◆ SHORT TASK:
Show all lines of the listing that hold the word "Sample".
•••
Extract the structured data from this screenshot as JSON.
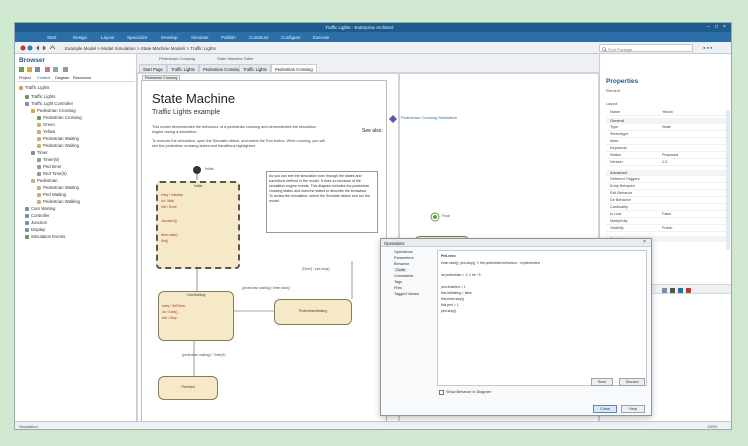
{
  "window": {
    "title": "Traffic Lights - Enterprise Architect"
  },
  "menu": [
    {
      "label": "Start",
      "x": 0
    },
    {
      "label": "Design",
      "x": 1
    },
    {
      "label": "Layout",
      "x": 2
    },
    {
      "label": "Specialize",
      "x": 3
    },
    {
      "label": "Develop",
      "x": 4
    },
    {
      "label": "Simulate",
      "x": 5
    },
    {
      "label": "Publish",
      "x": 6
    },
    {
      "label": "Construct",
      "x": 7
    },
    {
      "label": "Configure",
      "x": 8
    },
    {
      "label": "Execute",
      "x": 9
    }
  ],
  "breadcrumb": "Example Model  >  Model Simulation  >  State Machine Models  >  Traffic Lights",
  "find_placeholder": "Find Package",
  "browser": {
    "title": "Browser",
    "tabs": [
      "Project",
      "Context",
      "Diagram",
      "Resources"
    ],
    "items": [
      "Traffic Lights",
      "Traffic Lights",
      "Traffic Light Controller",
      "Pedestrian Crossing",
      "Pedestrian Crossing",
      "Green",
      "Yellow",
      "Pedestrian Waiting",
      "Pedestrian Waiting",
      "Timer",
      "Timer(5)",
      "Ped timer",
      "Red Time(5)",
      "Pedestrian",
      "Pedestrian Waiting",
      "Ped Waiting",
      "Pedestrian Walking",
      "Cars Waiting",
      "Controller",
      "Junction",
      "Display",
      "Simulation Events"
    ]
  },
  "doc_tabs": {
    "top": [
      "Pedestrian Crossing",
      "State Machine Table"
    ],
    "sub": [
      "Start Page",
      "Traffic Lights",
      "Pedestrian Crossing",
      "Traffic Lights",
      "Pedestrian Crossing"
    ]
  },
  "diagram": {
    "frame_label": "Pedestrian Crossing",
    "heading": "State Machine",
    "subheading": "Traffic Lights example",
    "para1": "This model demonstrates the behaviour of a pedestrian crossing and demonstrates the simulation engine during a simulation.",
    "para2": "To execute the simulation, open the Simulate ribbon, and select the Run button. When running, you will see the pedestrian crossing states and transitions highlighted.",
    "see_also": "See also:",
    "see_also_link": "Pedestrian Crossing Simulation",
    "initial_label": "Initial",
    "note_text": "As you can see the simulation runs through the states and transitions defined in the model. It does so because of the simulation engine events. This diagram includes the pedestrian crossing states and uses the states to describe the behaviour.",
    "note_text2": "To review the simulation, select the Simulate ribbon and run the model.",
    "states": [
      {
        "name": "Initial",
        "lines": [
          "entry / Initialize",
          "do / Wait",
          "exit / Done",
          "",
          "Junction1()",
          "timer.start()",
          "Set()"
        ]
      },
      {
        "name": "CarsWaiting",
        "lines": [
          "entry / SetTimer",
          "do / Cars()",
          "exit / Stop"
        ]
      },
      {
        "name": "PedestrianWaiting",
        "lines": []
      },
      {
        "name": "PedestrianWalking",
        "lines": []
      },
      {
        "name": "Finished",
        "lines": []
      }
    ],
    "transitions": [
      "[pedestrian waiting] / timer.start()",
      "[Timer] / ped.stop()",
      "[pedestrian waiting] / Timer(5)",
      "[Timer] / ped.stop()"
    ],
    "final_label": "Final"
  },
  "properties": {
    "title": "Properties",
    "tabs": [
      "Element",
      "Layout"
    ],
    "rows": [
      {
        "k": "Name",
        "v": "Yellow"
      },
      {
        "k": "Type",
        "v": "State"
      },
      {
        "k": "Stereotype",
        "v": ""
      },
      {
        "k": "Alias",
        "v": ""
      },
      {
        "k": "Keywords",
        "v": ""
      },
      {
        "k": "Status",
        "v": "Proposed"
      },
      {
        "k": "Version",
        "v": "1.0"
      }
    ],
    "sections": [
      "General",
      "Project",
      "Advanced"
    ],
    "rows2": [
      {
        "k": "Deferred Triggers",
        "v": ""
      },
      {
        "k": "Entry Behavior",
        "v": ""
      },
      {
        "k": "Exit Behavior",
        "v": ""
      },
      {
        "k": "Do Behavior",
        "v": ""
      },
      {
        "k": "Cardinality",
        "v": ""
      },
      {
        "k": "Is Leaf",
        "v": "False"
      },
      {
        "k": "Multiplicity",
        "v": ""
      },
      {
        "k": "Visibility",
        "v": "Public"
      }
    ]
  },
  "dialog": {
    "title": "Operations",
    "list": [
      "Operations",
      "Parameters",
      "Behavior",
      "Code",
      "Constraints",
      "Tags",
      "Files",
      "Tagged Values"
    ],
    "code_title": "Ped.exec",
    "code_lines": [
      "timer.start(); ped.stop(); // the pedestrian behaviour - implemented",
      "",
      "int pedestrian = 1; // int * 5",
      "",
      "ped.enabled = 1",
      "this.isWaiting = false",
      "this.timer.stop()",
      "this.ped = 1",
      "ped.stop()"
    ],
    "checkbox_label": "Show Behavior in Diagram",
    "buttons": {
      "save": "Save",
      "discard": "Discard",
      "close": "Close",
      "help": "Help"
    }
  },
  "status": {
    "left": "Simulation",
    "zoom": "100%"
  },
  "colors": {
    "accent": "#2b6ea8",
    "background": "#cfe8cf",
    "state_fill": "#f6e9c7"
  }
}
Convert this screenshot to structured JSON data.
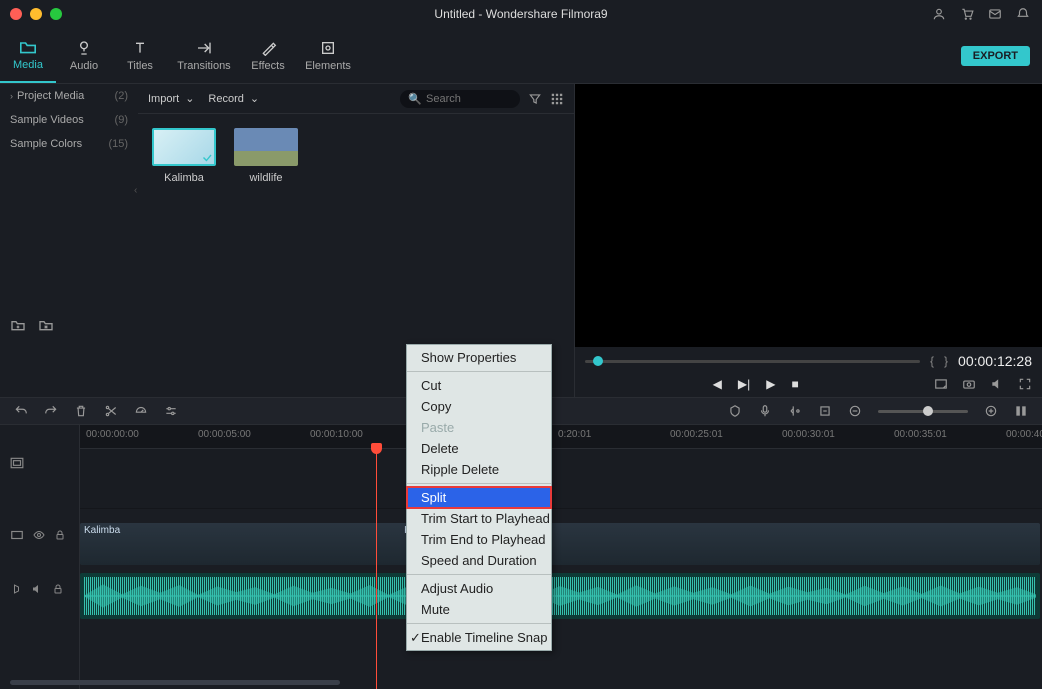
{
  "titlebar": {
    "title": "Untitled - Wondershare Filmora9"
  },
  "tabs": [
    {
      "label": "Media",
      "icon": "folder-icon",
      "active": true
    },
    {
      "label": "Audio",
      "icon": "audio-icon"
    },
    {
      "label": "Titles",
      "icon": "titles-icon"
    },
    {
      "label": "Transitions",
      "icon": "transitions-icon"
    },
    {
      "label": "Effects",
      "icon": "effects-icon"
    },
    {
      "label": "Elements",
      "icon": "elements-icon"
    }
  ],
  "export_label": "EXPORT",
  "sidebar": {
    "items": [
      {
        "label": "Project Media",
        "count": "(2)",
        "expandable": true
      },
      {
        "label": "Sample Videos",
        "count": "(9)"
      },
      {
        "label": "Sample Colors",
        "count": "(15)"
      }
    ]
  },
  "importbar": {
    "import": "Import",
    "record": "Record",
    "search_placeholder": "Search"
  },
  "media": [
    {
      "label": "Kalimba"
    },
    {
      "label": "wildlife"
    }
  ],
  "preview": {
    "timecode": "00:00:12:28"
  },
  "ruler": [
    "00:00:00:00",
    "00:00:05:00",
    "00:00:10:00",
    "0:20:01",
    "00:00:25:01",
    "00:00:30:01",
    "00:00:35:01",
    "00:00:40:01"
  ],
  "ruler_positions": [
    6,
    118,
    230,
    478,
    590,
    702,
    814,
    926
  ],
  "clip_labels": {
    "video": "Kalimba",
    "video_right": "Kalimba"
  },
  "context_menu": {
    "items": [
      {
        "label": "Show Properties"
      },
      {
        "sep": true
      },
      {
        "label": "Cut"
      },
      {
        "label": "Copy"
      },
      {
        "label": "Paste",
        "disabled": true
      },
      {
        "label": "Delete"
      },
      {
        "label": "Ripple Delete"
      },
      {
        "sep": true
      },
      {
        "label": "Split",
        "selected": true
      },
      {
        "label": "Trim Start to Playhead"
      },
      {
        "label": "Trim End to Playhead"
      },
      {
        "label": "Speed and Duration"
      },
      {
        "sep": true
      },
      {
        "label": "Adjust Audio"
      },
      {
        "label": "Mute"
      },
      {
        "sep": true
      },
      {
        "label": "Enable Timeline Snap",
        "checked": true
      }
    ]
  }
}
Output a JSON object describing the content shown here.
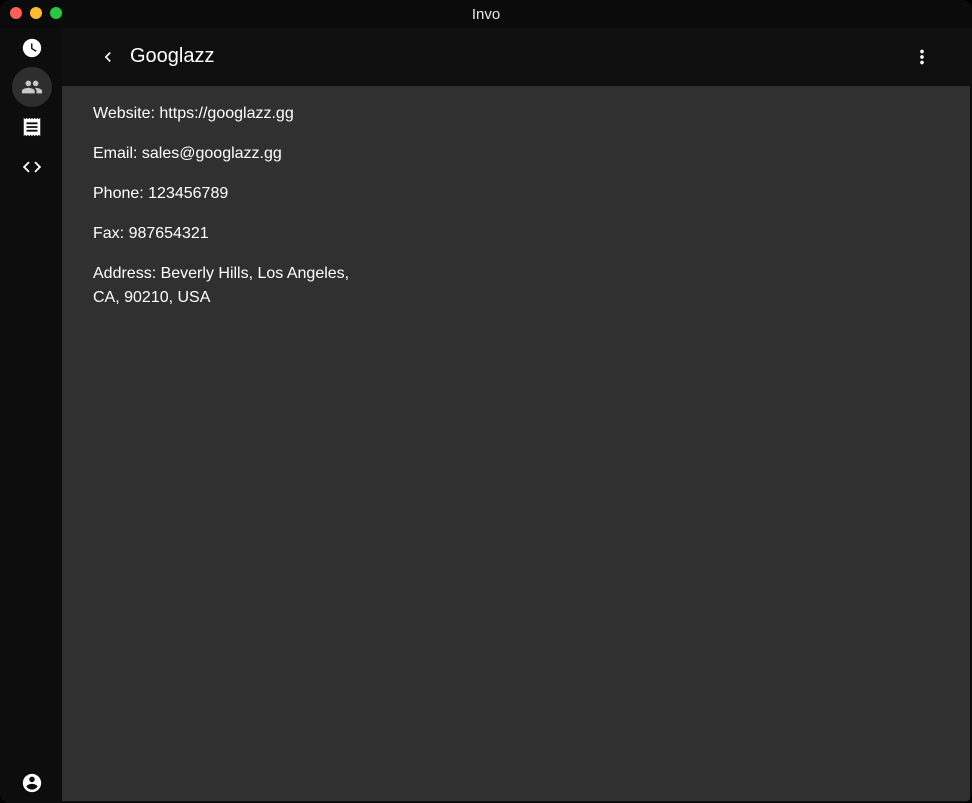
{
  "window": {
    "title": "Invo"
  },
  "sidebar": {
    "items": [
      {
        "icon": "clock-icon",
        "active": false
      },
      {
        "icon": "people-icon",
        "active": true
      },
      {
        "icon": "receipt-icon",
        "active": false
      },
      {
        "icon": "code-icon",
        "active": false
      }
    ],
    "bottom_icon": "account-circle-icon"
  },
  "appbar": {
    "title": "Googlazz"
  },
  "details": {
    "website": "Website: https://googlazz.gg",
    "email": "Email: sales@googlazz.gg",
    "phone": "Phone: 123456789",
    "fax": "Fax: 987654321",
    "address": "Address: Beverly Hills, Los Angeles, CA, 90210, USA"
  }
}
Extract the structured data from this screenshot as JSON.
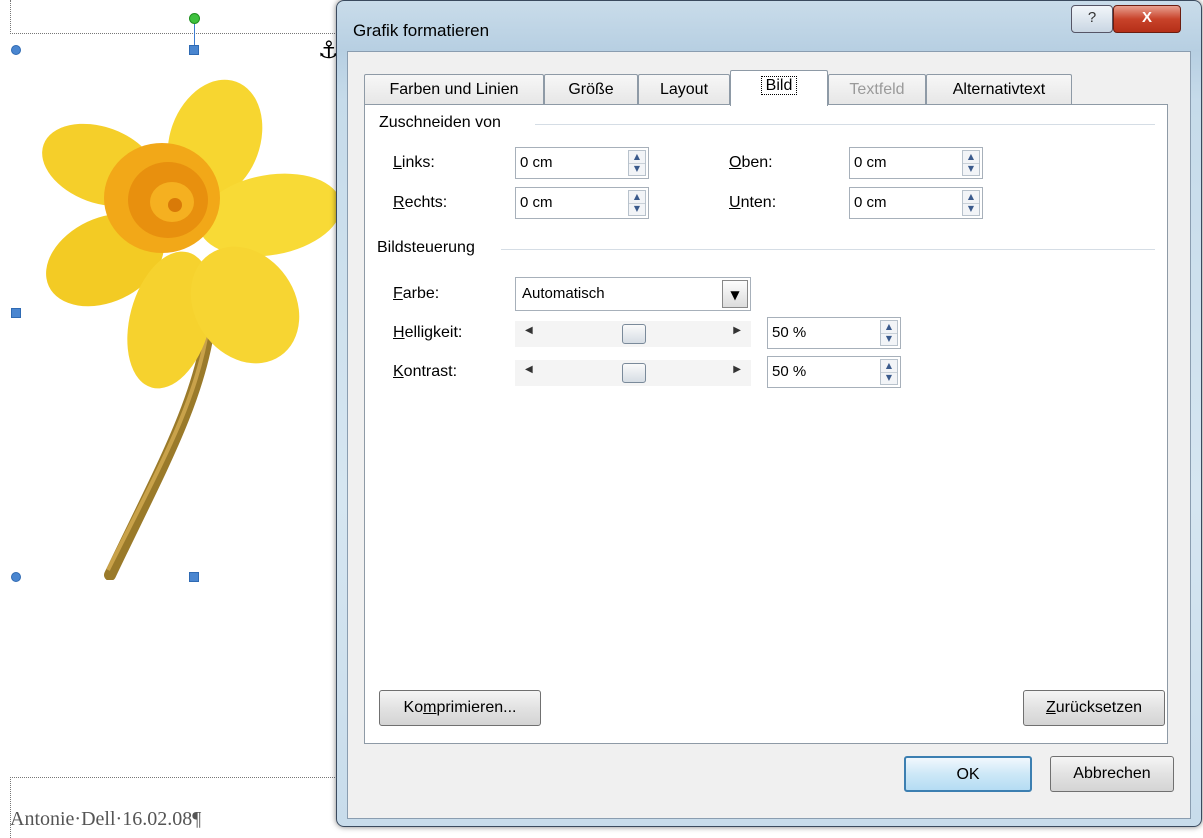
•••
◆ RESPONSE TO THE EXERCISE:
        "label": "Sample Videos",
        "label": "Sample Colors",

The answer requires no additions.